## Set task
Omit every picture and return the rest of the data unaltered.
# # #
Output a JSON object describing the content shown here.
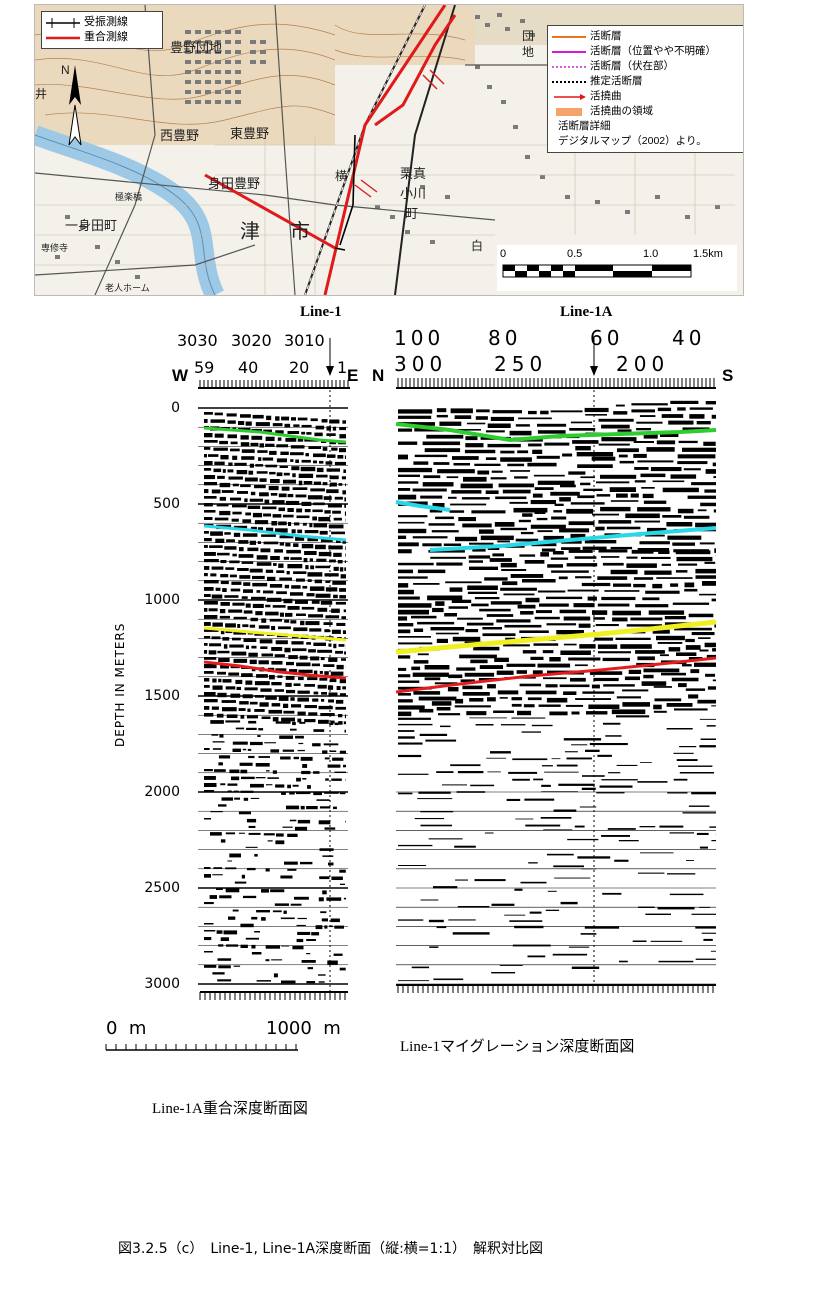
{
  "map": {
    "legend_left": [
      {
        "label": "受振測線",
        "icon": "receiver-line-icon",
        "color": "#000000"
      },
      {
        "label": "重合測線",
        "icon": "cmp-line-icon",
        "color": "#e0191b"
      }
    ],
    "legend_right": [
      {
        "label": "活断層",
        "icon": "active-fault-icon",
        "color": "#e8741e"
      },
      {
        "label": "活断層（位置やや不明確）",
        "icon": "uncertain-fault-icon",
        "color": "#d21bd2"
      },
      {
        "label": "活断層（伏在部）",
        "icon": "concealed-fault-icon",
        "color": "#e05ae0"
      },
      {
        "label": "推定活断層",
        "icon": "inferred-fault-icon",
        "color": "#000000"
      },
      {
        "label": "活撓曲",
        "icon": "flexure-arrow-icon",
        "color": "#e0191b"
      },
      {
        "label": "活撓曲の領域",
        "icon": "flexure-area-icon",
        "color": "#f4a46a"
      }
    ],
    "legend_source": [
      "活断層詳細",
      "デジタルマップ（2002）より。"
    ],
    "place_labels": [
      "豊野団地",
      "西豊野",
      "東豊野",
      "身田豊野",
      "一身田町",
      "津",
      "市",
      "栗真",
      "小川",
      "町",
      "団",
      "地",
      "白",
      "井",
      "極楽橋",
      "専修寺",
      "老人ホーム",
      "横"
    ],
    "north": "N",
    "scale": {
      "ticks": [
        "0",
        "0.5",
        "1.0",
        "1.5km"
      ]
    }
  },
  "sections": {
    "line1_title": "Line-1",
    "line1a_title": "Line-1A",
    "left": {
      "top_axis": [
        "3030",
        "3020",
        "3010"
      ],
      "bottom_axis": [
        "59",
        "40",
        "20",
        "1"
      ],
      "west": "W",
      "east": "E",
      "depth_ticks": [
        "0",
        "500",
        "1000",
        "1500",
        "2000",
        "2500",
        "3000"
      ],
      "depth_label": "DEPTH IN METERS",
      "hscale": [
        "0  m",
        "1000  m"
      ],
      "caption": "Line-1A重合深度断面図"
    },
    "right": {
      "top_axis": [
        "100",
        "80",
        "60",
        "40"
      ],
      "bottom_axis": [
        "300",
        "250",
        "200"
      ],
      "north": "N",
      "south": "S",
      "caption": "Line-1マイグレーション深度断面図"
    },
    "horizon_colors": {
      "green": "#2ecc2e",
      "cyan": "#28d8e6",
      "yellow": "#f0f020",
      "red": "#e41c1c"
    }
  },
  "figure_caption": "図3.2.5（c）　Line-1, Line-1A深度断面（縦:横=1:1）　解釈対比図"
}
# # #
## Solution to this exercise
Output a JSON object describing the content shown here.
{
  "map": {
    "legend_left": [
      {
        "label": "受振測線",
        "icon": "receiver-line-icon",
        "color": "#000000"
      },
      {
        "label": "重合測線",
        "icon": "cmp-line-icon",
        "color": "#e0191b"
      }
    ],
    "legend_right": [
      {
        "label": "活断層",
        "icon": "active-fault-icon",
        "color": "#e8741e"
      },
      {
        "label": "活断層（位置やや不明確）",
        "icon": "uncertain-fault-icon",
        "color": "#d21bd2"
      },
      {
        "label": "活断層（伏在部）",
        "icon": "concealed-fault-icon",
        "color": "#e05ae0"
      },
      {
        "label": "推定活断層",
        "icon": "inferred-fault-icon",
        "color": "#000000"
      },
      {
        "label": "活撓曲",
        "icon": "flexure-arrow-icon",
        "color": "#e0191b"
      },
      {
        "label": "活撓曲の領域",
        "icon": "flexure-area-icon",
        "color": "#f4a46a"
      }
    ],
    "legend_source": [
      "活断層詳細",
      "デジタルマップ（2002）より。"
    ],
    "place_labels": [
      "豊野団地",
      "西豊野",
      "東豊野",
      "身田豊野",
      "一身田町",
      "津",
      "市",
      "栗真",
      "小川",
      "町",
      "団",
      "地",
      "白",
      "井",
      "極楽橋",
      "専修寺",
      "老人ホーム",
      "横"
    ],
    "north": "N",
    "scale": {
      "ticks": [
        "0",
        "0.5",
        "1.0",
        "1.5km"
      ]
    }
  },
  "sections": {
    "line1_title": "Line-1",
    "line1a_title": "Line-1A",
    "left": {
      "top_axis": [
        "3030",
        "3020",
        "3010"
      ],
      "bottom_axis": [
        "59",
        "40",
        "20",
        "1"
      ],
      "west": "W",
      "east": "E",
      "depth_ticks": [
        "0",
        "500",
        "1000",
        "1500",
        "2000",
        "2500",
        "3000"
      ],
      "depth_label": "DEPTH IN METERS",
      "hscale": [
        "0  m",
        "1000  m"
      ],
      "caption": "Line-1A重合深度断面図"
    },
    "right": {
      "top_axis": [
        "100",
        "80",
        "60",
        "40"
      ],
      "bottom_axis": [
        "300",
        "250",
        "200"
      ],
      "north": "N",
      "south": "S",
      "caption": "Line-1マイグレーション深度断面図"
    },
    "horizon_colors": {
      "green": "#2ecc2e",
      "cyan": "#28d8e6",
      "yellow": "#f0f020",
      "red": "#e41c1c"
    }
  },
  "figure_caption": "図3.2.5（c）　Line-1, Line-1A深度断面（縦:横=1:1）　解釈対比図"
}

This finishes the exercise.